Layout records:
■ ■ ■ ■ ■
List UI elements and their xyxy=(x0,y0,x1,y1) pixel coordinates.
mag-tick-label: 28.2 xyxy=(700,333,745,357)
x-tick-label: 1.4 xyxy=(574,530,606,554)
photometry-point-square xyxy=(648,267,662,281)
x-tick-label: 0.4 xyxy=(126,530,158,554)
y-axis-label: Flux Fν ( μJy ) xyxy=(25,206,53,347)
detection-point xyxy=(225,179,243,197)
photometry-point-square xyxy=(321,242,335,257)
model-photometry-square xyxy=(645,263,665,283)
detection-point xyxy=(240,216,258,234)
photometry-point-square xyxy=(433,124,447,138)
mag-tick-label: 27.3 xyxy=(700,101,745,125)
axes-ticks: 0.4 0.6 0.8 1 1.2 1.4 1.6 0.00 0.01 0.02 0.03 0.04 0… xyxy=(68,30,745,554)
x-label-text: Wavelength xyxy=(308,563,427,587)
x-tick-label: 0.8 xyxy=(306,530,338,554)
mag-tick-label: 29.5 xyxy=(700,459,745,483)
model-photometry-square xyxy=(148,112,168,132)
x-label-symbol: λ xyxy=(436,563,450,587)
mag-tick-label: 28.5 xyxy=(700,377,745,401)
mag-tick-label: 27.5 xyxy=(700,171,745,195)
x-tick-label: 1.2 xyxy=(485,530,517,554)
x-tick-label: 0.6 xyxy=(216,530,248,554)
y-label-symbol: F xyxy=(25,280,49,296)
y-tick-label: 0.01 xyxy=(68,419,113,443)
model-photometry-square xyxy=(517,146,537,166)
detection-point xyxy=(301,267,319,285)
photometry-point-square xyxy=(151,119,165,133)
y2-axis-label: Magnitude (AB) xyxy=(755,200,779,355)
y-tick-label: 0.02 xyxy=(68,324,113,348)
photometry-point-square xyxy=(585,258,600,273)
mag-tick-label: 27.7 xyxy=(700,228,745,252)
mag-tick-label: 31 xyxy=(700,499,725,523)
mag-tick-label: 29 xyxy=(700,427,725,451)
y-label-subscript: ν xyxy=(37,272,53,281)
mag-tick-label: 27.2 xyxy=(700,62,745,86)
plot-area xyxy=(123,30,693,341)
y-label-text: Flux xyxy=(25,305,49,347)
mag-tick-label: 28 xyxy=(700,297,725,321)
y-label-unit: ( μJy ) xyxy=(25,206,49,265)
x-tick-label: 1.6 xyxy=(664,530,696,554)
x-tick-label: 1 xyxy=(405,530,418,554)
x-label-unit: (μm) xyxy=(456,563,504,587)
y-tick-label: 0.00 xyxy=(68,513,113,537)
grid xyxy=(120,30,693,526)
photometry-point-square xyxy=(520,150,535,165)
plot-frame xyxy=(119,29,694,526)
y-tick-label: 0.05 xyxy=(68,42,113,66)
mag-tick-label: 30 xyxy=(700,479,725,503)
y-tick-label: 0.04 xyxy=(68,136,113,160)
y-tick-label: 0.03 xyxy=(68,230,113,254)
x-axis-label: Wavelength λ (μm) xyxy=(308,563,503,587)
■ ■ ■ ■ ■
- What the task asks
Can you rewrite all of these lines with each "detection-point" swapped for "source-point", keeping everything else unchanged?

- Response
List UI elements and their xyxy=(x0,y0,x1,y1) pixel coordinates.
mag-tick-label: 28.2 xyxy=(700,333,745,357)
x-tick-label: 1.4 xyxy=(574,530,606,554)
photometry-point-square xyxy=(648,267,662,281)
x-tick-label: 0.4 xyxy=(126,530,158,554)
y-axis-label: Flux Fν ( μJy ) xyxy=(25,206,53,347)
source-point xyxy=(225,179,243,197)
photometry-point-square xyxy=(321,242,335,257)
model-photometry-square xyxy=(645,263,665,283)
source-point xyxy=(240,216,258,234)
photometry-point-square xyxy=(433,124,447,138)
mag-tick-label: 27.3 xyxy=(700,101,745,125)
axes-ticks: 0.4 0.6 0.8 1 1.2 1.4 1.6 0.00 0.01 0.02 0.03 0.04 0… xyxy=(68,30,745,554)
x-label-text: Wavelength xyxy=(308,563,427,587)
x-tick-label: 0.8 xyxy=(306,530,338,554)
mag-tick-label: 29.5 xyxy=(700,459,745,483)
model-photometry-square xyxy=(148,112,168,132)
x-label-symbol: λ xyxy=(436,563,450,587)
mag-tick-label: 28.5 xyxy=(700,377,745,401)
mag-tick-label: 27.5 xyxy=(700,171,745,195)
x-tick-label: 1.2 xyxy=(485,530,517,554)
x-tick-label: 0.6 xyxy=(216,530,248,554)
y-label-symbol: F xyxy=(25,280,49,296)
y-tick-label: 0.01 xyxy=(68,419,113,443)
model-photometry-square xyxy=(517,146,537,166)
source-point xyxy=(301,267,319,285)
photometry-point-square xyxy=(151,119,165,133)
y2-axis-label: Magnitude (AB) xyxy=(755,200,779,355)
y-tick-label: 0.02 xyxy=(68,324,113,348)
photometry-point-square xyxy=(585,258,600,273)
mag-tick-label: 27.7 xyxy=(700,228,745,252)
mag-tick-label: 31 xyxy=(700,499,725,523)
mag-tick-label: 29 xyxy=(700,427,725,451)
y-label-subscript: ν xyxy=(37,272,53,281)
mag-tick-label: 27.2 xyxy=(700,62,745,86)
plot-area xyxy=(123,30,693,341)
y-label-text: Flux xyxy=(25,305,49,347)
mag-tick-label: 28 xyxy=(700,297,725,321)
y-label-unit: ( μJy ) xyxy=(25,206,49,265)
x-tick-label: 1.6 xyxy=(664,530,696,554)
x-tick-label: 1 xyxy=(405,530,418,554)
x-label-unit: (μm) xyxy=(456,563,504,587)
y-tick-label: 0.00 xyxy=(68,513,113,537)
grid xyxy=(120,30,693,526)
photometry-point-square xyxy=(520,150,535,165)
plot-frame xyxy=(119,29,694,526)
y-tick-label: 0.05 xyxy=(68,42,113,66)
mag-tick-label: 30 xyxy=(700,479,725,503)
y-tick-label: 0.04 xyxy=(68,136,113,160)
y-tick-label: 0.03 xyxy=(68,230,113,254)
x-axis-label: Wavelength λ (μm) xyxy=(308,563,503,587)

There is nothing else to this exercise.